◆ What is being asked ◆
Only the number is wanted: count the lines in the data with "JSON" in them.

#####

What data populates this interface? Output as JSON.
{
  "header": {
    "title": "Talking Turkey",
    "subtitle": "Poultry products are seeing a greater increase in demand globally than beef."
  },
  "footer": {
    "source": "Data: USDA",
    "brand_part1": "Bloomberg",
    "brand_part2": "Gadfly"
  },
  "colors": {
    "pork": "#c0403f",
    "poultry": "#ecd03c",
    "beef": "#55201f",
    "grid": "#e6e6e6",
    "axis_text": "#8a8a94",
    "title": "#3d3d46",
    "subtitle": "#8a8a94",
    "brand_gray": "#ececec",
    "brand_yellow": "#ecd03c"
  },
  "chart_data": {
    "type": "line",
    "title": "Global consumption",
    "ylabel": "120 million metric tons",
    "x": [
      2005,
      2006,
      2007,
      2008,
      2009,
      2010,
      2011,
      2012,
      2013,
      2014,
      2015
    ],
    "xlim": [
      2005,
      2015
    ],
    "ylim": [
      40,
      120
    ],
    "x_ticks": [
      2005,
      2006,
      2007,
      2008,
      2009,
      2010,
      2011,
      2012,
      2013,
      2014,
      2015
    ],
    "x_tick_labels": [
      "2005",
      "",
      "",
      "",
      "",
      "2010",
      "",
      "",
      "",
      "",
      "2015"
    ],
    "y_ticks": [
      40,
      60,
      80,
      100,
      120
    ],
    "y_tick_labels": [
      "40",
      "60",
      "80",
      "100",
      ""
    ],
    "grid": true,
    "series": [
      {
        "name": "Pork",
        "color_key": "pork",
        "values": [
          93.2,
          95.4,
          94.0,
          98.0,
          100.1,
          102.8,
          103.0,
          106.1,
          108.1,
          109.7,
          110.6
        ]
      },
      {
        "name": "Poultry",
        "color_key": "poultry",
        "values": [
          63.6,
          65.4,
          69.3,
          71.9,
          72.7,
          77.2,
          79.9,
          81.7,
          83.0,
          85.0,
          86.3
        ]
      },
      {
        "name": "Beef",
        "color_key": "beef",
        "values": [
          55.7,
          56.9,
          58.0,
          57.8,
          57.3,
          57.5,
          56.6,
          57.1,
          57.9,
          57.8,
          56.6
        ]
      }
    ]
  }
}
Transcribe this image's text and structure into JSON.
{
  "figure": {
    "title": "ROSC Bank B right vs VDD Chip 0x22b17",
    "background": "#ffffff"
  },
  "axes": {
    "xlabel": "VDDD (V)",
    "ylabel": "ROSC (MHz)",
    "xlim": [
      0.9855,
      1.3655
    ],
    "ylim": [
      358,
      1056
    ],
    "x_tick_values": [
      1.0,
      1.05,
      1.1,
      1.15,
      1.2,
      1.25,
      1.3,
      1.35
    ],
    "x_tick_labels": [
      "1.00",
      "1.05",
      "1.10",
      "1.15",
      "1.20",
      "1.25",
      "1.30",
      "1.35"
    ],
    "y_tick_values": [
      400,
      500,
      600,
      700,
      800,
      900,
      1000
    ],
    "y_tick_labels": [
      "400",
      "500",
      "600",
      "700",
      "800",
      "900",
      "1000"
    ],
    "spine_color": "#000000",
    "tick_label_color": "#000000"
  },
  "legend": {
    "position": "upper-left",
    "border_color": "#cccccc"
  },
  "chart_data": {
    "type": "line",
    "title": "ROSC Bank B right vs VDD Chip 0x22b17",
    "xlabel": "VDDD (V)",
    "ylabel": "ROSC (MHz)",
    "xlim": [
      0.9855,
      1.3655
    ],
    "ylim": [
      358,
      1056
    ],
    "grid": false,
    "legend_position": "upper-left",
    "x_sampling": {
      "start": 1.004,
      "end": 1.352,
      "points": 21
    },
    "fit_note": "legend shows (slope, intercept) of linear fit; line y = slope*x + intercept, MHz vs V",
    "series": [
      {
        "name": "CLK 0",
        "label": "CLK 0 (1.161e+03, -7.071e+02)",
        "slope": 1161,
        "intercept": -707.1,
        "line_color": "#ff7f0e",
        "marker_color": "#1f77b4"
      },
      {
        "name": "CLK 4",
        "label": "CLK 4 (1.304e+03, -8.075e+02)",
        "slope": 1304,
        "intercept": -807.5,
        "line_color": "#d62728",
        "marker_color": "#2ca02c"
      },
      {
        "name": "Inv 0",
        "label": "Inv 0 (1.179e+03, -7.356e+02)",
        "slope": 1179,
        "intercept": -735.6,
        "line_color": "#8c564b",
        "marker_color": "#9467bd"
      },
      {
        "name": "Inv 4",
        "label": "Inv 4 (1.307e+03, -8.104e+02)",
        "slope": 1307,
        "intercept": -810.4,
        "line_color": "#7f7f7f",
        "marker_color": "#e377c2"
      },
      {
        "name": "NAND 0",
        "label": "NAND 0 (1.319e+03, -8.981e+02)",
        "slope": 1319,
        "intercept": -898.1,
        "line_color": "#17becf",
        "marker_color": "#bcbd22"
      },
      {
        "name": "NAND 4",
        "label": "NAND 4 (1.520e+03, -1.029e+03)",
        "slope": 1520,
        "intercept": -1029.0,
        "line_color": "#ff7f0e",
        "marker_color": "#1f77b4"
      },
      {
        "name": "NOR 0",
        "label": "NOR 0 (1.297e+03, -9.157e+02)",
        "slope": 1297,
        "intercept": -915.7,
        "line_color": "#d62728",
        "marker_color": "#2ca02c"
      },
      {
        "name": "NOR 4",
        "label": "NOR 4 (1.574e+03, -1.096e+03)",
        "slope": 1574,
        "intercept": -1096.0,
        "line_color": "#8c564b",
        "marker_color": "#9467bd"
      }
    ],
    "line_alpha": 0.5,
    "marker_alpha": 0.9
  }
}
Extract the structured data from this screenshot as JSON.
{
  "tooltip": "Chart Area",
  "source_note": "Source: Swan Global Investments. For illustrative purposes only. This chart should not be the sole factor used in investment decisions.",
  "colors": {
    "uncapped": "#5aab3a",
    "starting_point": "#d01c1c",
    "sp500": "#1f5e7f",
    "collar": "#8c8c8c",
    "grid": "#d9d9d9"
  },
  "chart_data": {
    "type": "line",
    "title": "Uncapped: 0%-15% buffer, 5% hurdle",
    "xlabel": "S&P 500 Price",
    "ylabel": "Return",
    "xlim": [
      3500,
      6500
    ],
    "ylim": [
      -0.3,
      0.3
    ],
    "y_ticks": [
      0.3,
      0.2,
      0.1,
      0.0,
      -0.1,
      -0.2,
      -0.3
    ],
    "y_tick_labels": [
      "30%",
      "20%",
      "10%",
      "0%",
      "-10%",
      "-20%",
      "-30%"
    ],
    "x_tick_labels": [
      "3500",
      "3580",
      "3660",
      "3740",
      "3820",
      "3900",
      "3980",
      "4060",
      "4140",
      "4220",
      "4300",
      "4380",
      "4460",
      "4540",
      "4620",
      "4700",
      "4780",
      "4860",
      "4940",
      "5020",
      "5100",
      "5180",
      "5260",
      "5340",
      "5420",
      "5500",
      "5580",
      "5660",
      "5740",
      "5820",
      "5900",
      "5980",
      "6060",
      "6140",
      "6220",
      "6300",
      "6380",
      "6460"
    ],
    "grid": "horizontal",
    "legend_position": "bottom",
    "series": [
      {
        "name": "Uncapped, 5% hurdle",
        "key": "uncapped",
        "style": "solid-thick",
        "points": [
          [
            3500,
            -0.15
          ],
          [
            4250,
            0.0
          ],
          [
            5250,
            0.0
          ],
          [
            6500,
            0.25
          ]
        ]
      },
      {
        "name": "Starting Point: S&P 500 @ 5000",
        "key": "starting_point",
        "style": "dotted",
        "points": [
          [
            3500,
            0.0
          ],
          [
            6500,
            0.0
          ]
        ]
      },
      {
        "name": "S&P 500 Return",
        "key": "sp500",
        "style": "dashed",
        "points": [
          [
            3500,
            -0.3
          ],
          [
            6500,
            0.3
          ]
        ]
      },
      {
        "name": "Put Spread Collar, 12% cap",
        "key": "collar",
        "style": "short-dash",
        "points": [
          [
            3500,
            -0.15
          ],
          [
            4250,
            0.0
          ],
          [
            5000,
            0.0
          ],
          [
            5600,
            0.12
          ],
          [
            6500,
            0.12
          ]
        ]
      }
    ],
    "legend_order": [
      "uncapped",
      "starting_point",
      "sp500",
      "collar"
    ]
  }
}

#####

◆ Complete answer ◆
3